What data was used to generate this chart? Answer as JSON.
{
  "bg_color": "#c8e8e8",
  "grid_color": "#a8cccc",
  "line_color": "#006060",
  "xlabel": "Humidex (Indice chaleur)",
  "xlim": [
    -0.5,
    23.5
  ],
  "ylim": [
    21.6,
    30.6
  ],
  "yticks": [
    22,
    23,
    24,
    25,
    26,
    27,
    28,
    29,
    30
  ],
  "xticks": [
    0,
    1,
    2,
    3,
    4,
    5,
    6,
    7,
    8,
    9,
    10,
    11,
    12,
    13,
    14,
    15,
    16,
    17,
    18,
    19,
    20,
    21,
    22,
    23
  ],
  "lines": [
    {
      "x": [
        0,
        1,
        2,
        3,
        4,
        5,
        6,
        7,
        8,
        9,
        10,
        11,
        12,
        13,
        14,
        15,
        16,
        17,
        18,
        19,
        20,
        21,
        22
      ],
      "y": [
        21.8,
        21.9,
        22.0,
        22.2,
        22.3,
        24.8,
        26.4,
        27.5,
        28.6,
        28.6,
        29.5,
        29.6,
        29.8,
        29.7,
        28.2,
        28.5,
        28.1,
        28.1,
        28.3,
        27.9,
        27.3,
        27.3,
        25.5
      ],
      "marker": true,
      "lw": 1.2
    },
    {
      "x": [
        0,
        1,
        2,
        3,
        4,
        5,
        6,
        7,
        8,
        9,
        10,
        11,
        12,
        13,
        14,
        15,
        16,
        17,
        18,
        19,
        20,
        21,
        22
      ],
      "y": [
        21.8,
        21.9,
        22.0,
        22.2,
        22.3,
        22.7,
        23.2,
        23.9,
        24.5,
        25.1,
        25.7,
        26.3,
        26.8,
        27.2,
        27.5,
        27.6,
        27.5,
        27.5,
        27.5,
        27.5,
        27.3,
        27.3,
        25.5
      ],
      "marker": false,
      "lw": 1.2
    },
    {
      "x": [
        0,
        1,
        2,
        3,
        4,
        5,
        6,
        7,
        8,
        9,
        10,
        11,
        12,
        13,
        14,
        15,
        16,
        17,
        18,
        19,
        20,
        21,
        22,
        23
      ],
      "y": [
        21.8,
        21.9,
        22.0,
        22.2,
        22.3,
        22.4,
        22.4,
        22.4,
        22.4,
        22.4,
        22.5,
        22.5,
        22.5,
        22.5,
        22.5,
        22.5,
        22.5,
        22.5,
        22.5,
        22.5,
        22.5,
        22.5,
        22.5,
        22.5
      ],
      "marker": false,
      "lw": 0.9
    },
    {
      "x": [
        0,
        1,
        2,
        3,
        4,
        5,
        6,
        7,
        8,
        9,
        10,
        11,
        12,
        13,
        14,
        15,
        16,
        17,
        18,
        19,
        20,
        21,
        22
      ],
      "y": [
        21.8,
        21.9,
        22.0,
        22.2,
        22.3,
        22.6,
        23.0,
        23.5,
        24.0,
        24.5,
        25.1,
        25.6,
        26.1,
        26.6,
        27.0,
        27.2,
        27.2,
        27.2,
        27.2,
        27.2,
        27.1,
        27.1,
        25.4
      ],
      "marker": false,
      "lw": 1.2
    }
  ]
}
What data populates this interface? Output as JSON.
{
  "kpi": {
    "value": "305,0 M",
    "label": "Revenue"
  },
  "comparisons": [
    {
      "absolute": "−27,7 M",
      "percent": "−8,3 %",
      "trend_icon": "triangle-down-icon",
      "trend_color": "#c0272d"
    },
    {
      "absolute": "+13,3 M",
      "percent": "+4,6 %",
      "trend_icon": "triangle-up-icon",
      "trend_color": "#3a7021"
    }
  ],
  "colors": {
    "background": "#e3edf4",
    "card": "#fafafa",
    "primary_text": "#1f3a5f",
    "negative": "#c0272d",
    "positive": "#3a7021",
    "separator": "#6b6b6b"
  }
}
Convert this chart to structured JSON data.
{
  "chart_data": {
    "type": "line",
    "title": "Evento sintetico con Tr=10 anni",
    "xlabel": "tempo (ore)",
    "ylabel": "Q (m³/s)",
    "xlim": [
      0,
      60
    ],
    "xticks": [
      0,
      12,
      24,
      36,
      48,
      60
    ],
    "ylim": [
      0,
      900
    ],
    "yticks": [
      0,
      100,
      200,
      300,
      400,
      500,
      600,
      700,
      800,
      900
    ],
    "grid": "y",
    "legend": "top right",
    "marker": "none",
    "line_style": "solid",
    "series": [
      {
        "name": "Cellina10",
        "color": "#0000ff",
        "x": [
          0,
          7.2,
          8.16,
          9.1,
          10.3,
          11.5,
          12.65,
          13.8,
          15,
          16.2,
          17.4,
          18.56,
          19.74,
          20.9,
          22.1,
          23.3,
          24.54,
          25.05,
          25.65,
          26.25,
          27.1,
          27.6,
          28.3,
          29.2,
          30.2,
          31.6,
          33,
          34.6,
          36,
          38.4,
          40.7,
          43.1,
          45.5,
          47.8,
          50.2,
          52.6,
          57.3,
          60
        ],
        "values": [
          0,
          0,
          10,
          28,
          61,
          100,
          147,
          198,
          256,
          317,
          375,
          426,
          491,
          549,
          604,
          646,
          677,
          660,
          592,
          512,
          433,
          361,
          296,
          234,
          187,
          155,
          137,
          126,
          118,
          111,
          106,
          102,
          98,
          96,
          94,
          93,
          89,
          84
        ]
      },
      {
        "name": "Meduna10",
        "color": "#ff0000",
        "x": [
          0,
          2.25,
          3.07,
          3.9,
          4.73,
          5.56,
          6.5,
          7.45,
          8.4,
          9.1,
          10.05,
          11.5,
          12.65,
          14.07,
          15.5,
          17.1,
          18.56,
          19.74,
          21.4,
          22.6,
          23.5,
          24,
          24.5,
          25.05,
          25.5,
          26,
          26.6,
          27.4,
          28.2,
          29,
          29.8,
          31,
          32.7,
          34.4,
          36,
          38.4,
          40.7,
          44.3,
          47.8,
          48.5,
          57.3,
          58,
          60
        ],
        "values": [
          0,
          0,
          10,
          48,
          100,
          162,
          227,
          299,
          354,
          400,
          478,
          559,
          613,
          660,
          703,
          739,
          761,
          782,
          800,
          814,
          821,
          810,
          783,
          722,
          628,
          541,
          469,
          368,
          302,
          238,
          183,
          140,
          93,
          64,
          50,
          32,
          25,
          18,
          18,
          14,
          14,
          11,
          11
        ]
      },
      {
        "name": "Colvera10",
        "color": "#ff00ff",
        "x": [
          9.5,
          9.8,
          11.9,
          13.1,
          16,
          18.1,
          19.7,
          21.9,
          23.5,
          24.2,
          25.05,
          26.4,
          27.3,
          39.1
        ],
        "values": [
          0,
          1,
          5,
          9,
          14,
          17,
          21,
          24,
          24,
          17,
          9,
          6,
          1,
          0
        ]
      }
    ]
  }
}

(STATED EXERCISE):
In the material above, tally every line with the string "xlabel" in it, then give that number alone.

(EXPECTED ANSWER):
2